§ **DIRECTION**
Copy each line in the data that includes the word "обеспечения".

>> BEGIN MATERIAL PROVIDED

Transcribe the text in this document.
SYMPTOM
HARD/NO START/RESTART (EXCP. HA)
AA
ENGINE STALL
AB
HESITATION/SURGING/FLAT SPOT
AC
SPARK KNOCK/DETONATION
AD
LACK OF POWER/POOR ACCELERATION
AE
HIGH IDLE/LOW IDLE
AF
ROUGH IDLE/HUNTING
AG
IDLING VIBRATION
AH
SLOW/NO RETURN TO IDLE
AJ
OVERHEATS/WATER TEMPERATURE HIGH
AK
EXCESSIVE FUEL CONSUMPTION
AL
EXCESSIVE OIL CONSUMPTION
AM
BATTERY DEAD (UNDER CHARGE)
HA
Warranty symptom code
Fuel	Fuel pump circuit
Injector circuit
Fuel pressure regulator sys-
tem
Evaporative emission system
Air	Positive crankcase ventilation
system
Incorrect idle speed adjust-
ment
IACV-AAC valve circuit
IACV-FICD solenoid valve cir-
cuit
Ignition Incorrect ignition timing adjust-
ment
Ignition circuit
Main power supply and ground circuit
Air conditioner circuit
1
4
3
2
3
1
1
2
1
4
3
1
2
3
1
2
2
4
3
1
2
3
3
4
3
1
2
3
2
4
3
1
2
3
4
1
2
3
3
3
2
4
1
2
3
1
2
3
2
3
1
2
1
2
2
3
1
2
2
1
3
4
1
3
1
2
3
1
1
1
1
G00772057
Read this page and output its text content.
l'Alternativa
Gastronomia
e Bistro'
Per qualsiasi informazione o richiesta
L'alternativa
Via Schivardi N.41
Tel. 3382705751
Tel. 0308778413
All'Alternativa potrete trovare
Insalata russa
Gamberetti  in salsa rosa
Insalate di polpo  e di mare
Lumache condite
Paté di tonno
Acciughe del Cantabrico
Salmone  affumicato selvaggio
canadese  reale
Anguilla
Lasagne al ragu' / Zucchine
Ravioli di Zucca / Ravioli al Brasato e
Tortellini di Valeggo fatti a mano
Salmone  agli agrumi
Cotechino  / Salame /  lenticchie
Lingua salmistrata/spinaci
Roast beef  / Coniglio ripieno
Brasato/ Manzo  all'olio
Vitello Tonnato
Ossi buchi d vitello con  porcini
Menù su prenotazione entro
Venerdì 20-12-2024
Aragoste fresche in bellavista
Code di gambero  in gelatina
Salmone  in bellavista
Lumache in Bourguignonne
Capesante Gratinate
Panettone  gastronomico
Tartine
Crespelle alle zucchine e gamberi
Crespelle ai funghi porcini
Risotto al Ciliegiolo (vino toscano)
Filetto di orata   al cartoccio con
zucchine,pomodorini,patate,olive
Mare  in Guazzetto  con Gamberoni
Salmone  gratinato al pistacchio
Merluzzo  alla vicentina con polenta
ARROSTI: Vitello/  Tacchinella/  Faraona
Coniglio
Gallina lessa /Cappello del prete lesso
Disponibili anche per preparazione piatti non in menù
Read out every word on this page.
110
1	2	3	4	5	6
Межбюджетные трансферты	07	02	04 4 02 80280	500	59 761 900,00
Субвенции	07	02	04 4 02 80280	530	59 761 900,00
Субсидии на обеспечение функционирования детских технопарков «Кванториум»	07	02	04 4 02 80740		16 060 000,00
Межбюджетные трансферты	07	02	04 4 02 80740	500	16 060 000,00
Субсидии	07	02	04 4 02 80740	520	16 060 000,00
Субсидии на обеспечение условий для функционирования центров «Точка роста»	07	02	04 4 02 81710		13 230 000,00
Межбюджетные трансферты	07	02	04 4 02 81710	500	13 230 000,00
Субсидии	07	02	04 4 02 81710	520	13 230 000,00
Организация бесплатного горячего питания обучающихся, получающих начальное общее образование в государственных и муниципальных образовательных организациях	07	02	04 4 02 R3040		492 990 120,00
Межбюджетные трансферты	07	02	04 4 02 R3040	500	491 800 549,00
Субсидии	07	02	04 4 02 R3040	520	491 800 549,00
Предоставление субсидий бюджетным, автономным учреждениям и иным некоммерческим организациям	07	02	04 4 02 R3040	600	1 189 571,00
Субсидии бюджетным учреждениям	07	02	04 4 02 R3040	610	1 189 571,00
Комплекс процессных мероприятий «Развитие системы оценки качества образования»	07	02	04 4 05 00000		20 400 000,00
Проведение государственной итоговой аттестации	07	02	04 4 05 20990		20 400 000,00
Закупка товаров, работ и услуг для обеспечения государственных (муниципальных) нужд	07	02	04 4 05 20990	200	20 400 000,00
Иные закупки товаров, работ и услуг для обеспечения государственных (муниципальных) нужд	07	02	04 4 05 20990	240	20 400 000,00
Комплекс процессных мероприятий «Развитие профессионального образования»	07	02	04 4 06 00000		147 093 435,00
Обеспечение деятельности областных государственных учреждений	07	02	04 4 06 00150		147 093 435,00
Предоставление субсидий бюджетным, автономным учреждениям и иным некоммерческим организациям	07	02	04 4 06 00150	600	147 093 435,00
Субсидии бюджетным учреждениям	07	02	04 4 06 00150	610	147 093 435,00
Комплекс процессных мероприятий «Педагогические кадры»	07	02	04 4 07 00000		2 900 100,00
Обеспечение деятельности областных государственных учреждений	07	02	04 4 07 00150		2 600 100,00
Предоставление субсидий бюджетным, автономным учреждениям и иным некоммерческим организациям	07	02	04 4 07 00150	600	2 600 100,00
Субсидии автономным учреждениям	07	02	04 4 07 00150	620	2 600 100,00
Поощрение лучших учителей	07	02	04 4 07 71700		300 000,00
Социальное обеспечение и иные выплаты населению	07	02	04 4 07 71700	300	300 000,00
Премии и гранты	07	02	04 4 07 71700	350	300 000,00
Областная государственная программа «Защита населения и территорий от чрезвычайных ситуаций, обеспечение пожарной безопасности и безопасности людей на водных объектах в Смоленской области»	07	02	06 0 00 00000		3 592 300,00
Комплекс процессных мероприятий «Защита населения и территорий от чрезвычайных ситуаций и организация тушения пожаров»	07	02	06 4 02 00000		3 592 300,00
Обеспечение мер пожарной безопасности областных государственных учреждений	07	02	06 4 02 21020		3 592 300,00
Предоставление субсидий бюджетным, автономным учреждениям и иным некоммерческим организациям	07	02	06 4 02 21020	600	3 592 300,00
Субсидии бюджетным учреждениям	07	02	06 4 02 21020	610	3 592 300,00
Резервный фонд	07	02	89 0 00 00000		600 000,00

>> END MATERIAL PROVIDED

§ **COMPLETE OUTPUT**
Закупка товаров, работ и услуг для обеспечения государственных (муниципальных) нужд	07	02	04 4 05 20990	200	20 400 000,00
Иные закупки товаров, работ и услуг для обеспечения государственных (муниципальных) нужд	07	02	04 4 05 20990	240	20 400 000,00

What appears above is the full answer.